╭─ Task inputs
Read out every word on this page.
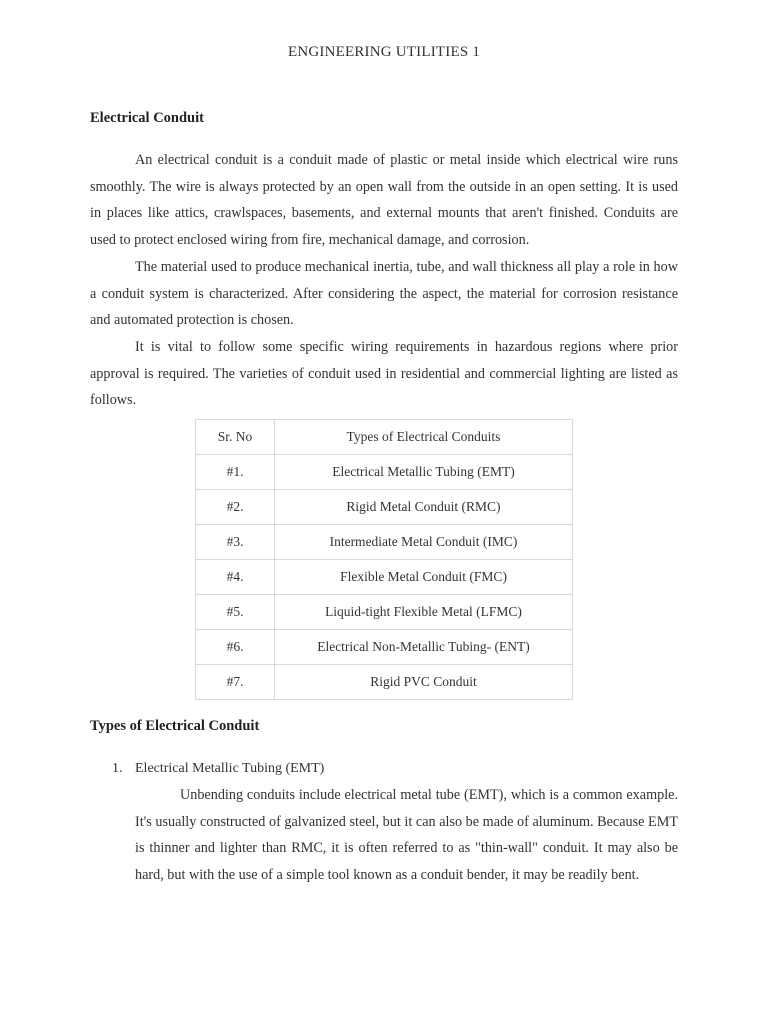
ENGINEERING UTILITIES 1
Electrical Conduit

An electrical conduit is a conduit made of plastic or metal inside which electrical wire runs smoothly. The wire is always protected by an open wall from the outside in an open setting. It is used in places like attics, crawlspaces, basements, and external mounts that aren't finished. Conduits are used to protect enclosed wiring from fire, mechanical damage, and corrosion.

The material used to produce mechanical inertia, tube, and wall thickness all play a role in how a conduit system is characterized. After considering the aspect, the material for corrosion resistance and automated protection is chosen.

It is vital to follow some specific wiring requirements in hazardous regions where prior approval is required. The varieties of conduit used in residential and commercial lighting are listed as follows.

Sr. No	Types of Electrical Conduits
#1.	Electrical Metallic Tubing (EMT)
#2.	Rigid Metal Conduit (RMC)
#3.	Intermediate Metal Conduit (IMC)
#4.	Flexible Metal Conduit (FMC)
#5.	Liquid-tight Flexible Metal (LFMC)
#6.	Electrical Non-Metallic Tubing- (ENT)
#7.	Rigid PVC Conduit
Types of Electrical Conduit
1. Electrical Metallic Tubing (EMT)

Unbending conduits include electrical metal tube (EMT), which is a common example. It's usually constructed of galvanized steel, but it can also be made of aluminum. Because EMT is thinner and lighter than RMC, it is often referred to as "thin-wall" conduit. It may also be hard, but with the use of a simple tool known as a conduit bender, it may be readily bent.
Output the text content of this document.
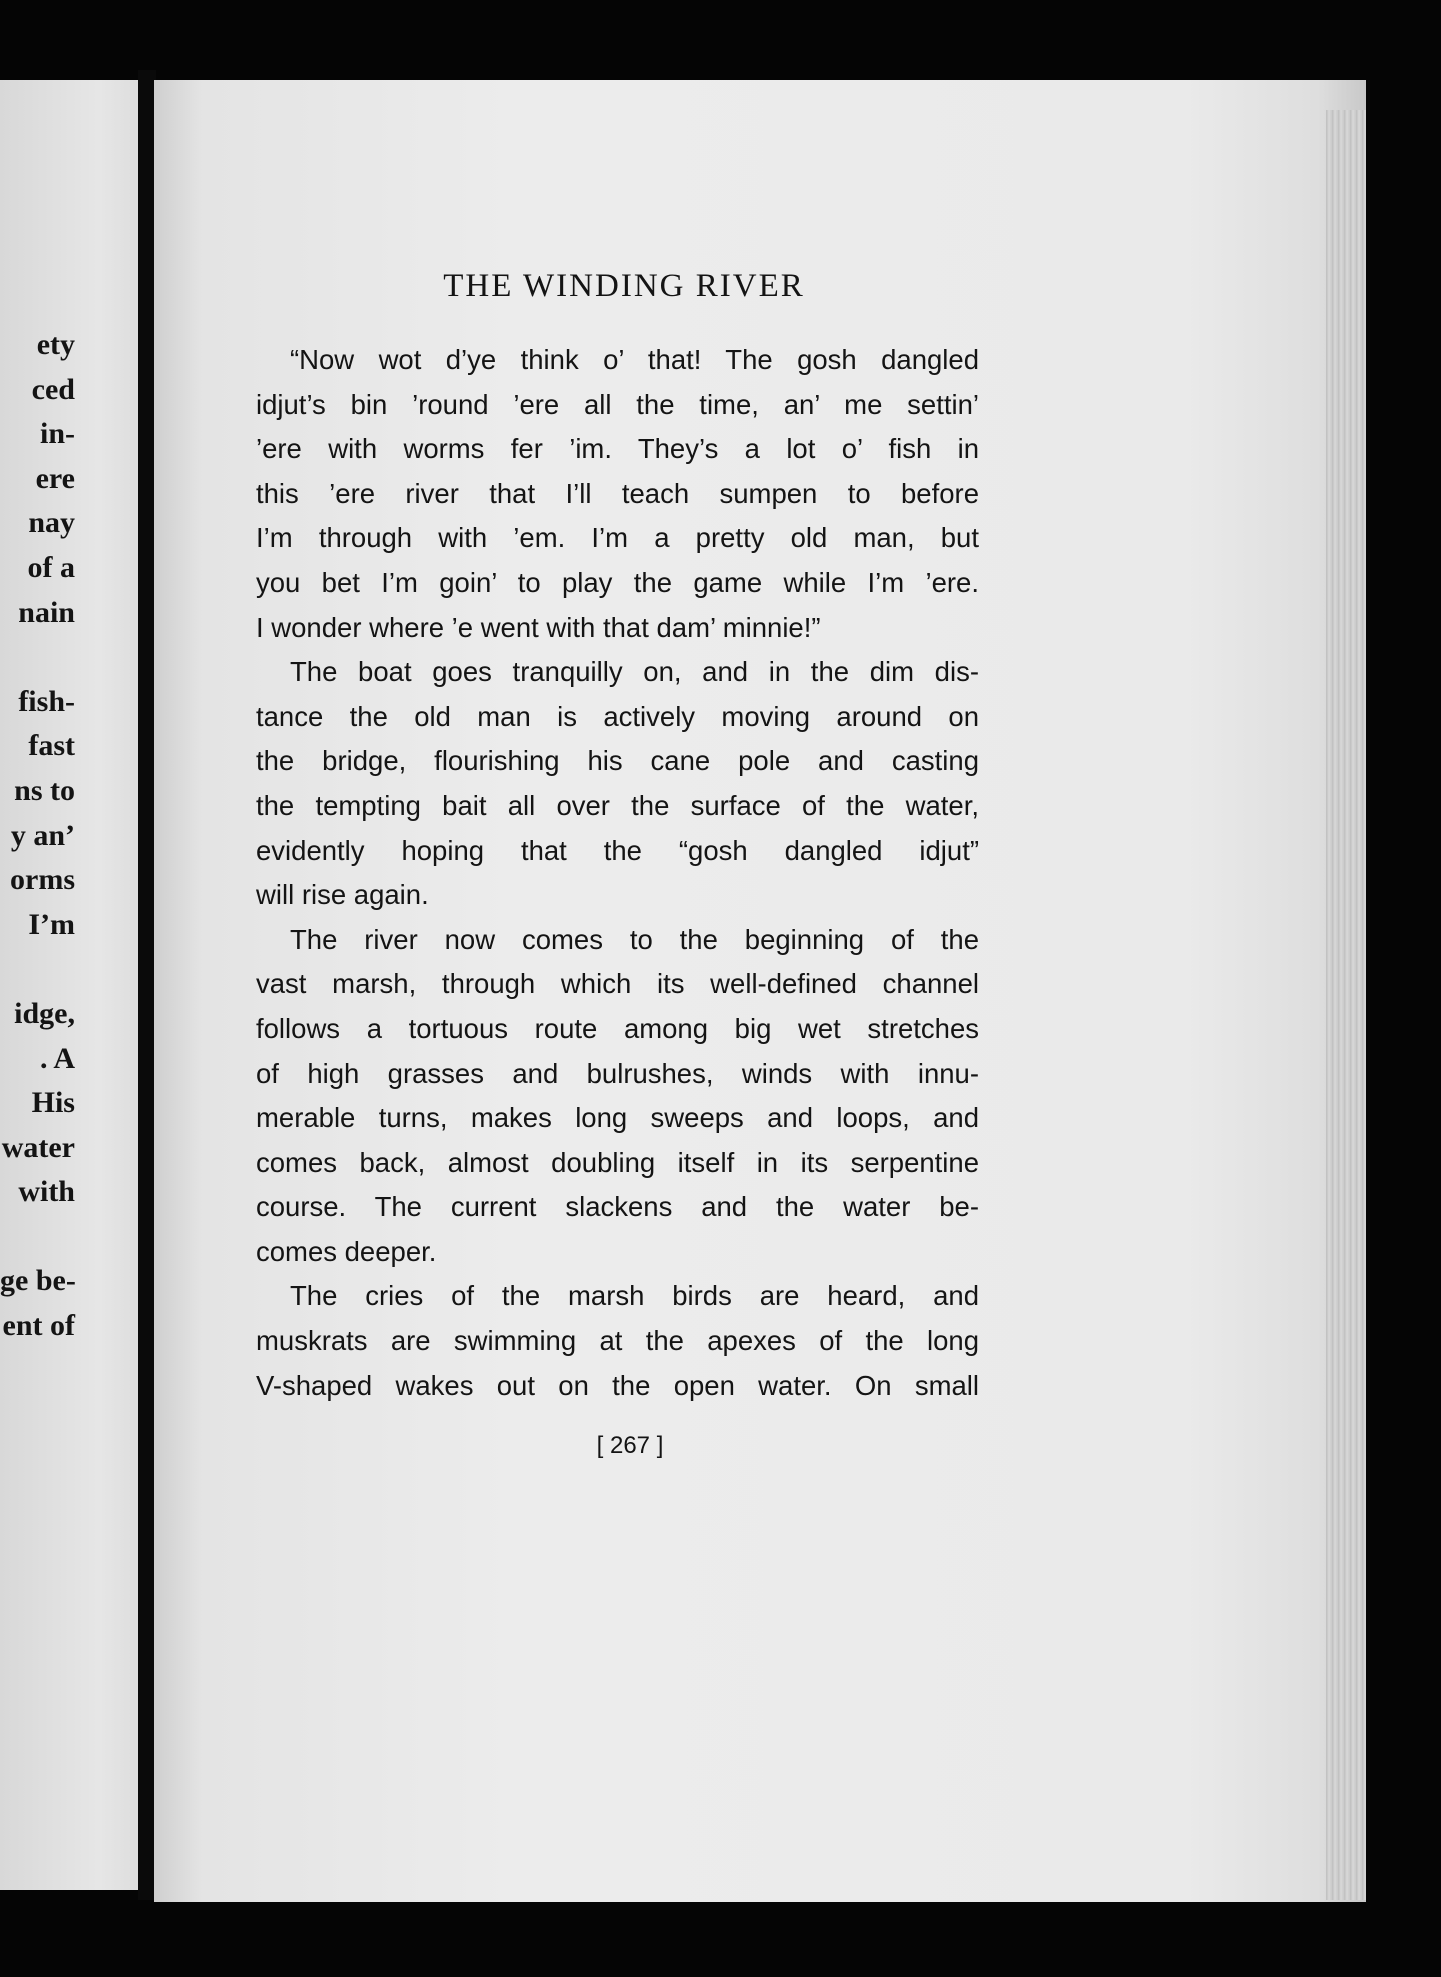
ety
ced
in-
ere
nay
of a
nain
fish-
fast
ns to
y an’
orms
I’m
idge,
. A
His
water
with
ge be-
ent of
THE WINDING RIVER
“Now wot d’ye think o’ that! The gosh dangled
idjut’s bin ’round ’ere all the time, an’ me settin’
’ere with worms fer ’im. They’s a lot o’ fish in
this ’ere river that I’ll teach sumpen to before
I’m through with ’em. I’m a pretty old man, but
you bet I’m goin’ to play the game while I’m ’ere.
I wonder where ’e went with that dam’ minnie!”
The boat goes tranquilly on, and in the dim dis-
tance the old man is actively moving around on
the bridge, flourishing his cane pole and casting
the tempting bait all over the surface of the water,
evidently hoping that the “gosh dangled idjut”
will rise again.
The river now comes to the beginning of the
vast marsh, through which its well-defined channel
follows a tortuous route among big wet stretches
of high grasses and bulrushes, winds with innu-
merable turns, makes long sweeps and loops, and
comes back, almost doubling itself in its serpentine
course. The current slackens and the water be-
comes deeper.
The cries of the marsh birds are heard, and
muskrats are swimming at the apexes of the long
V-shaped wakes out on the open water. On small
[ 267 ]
╰─
Objective: Above are records to transcribe exactly; leave their pictures out.

Complete response:
Read out every word on this page.
ENGINEERING UTILITIES 1
Electrical Conduit

An electrical conduit is a conduit made of plastic or metal inside which electrical wire runs smoothly. The wire is always protected by an open wall from the outside in an open setting. It is used in places like attics, crawlspaces, basements, and external mounts that aren't finished. Conduits are used to protect enclosed wiring from fire, mechanical damage, and corrosion.

The material used to produce mechanical inertia, tube, and wall thickness all play a role in how a conduit system is characterized. After considering the aspect, the material for corrosion resistance and automated protection is chosen.

It is vital to follow some specific wiring requirements in hazardous regions where prior approval is required. The varieties of conduit used in residential and commercial lighting are listed as follows.

Sr. No	Types of Electrical Conduits
#1.	Electrical Metallic Tubing (EMT)
#2.	Rigid Metal Conduit (RMC)
#3.	Intermediate Metal Conduit (IMC)
#4.	Flexible Metal Conduit (FMC)
#5.	Liquid-tight Flexible Metal (LFMC)
#6.	Electrical Non-Metallic Tubing- (ENT)
#7.	Rigid PVC Conduit
Types of Electrical Conduit
1. Electrical Metallic Tubing (EMT)

Unbending conduits include electrical metal tube (EMT), which is a common example. It's usually constructed of galvanized steel, but it can also be made of aluminum. Because EMT is thinner and lighter than RMC, it is often referred to as "thin-wall" conduit. It may also be hard, but with the use of a simple tool known as a conduit bender, it may be readily bent.
Output the text content of this document.
ety
ced
in-
ere
nay
of a
nain
fish-
fast
ns to
y an’
orms
I’m
idge,
. A
His
water
with
ge be-
ent of
THE WINDING RIVER
“Now wot d’ye think o’ that! The gosh dangled
idjut’s bin ’round ’ere all the time, an’ me settin’
’ere with worms fer ’im. They’s a lot o’ fish in
this ’ere river that I’ll teach sumpen to before
I’m through with ’em. I’m a pretty old man, but
you bet I’m goin’ to play the game while I’m ’ere.
I wonder where ’e went with that dam’ minnie!”
The boat goes tranquilly on, and in the dim dis-
tance the old man is actively moving around on
the bridge, flourishing his cane pole and casting
the tempting bait all over the surface of the water,
evidently hoping that the “gosh dangled idjut”
will rise again.
The river now comes to the beginning of the
vast marsh, through which its well-defined channel
follows a tortuous route among big wet stretches
of high grasses and bulrushes, winds with innu-
merable turns, makes long sweeps and loops, and
comes back, almost doubling itself in its serpentine
course. The current slackens and the water be-
comes deeper.
The cries of the marsh birds are heard, and
muskrats are swimming at the apexes of the long
V-shaped wakes out on the open water. On small
[ 267 ]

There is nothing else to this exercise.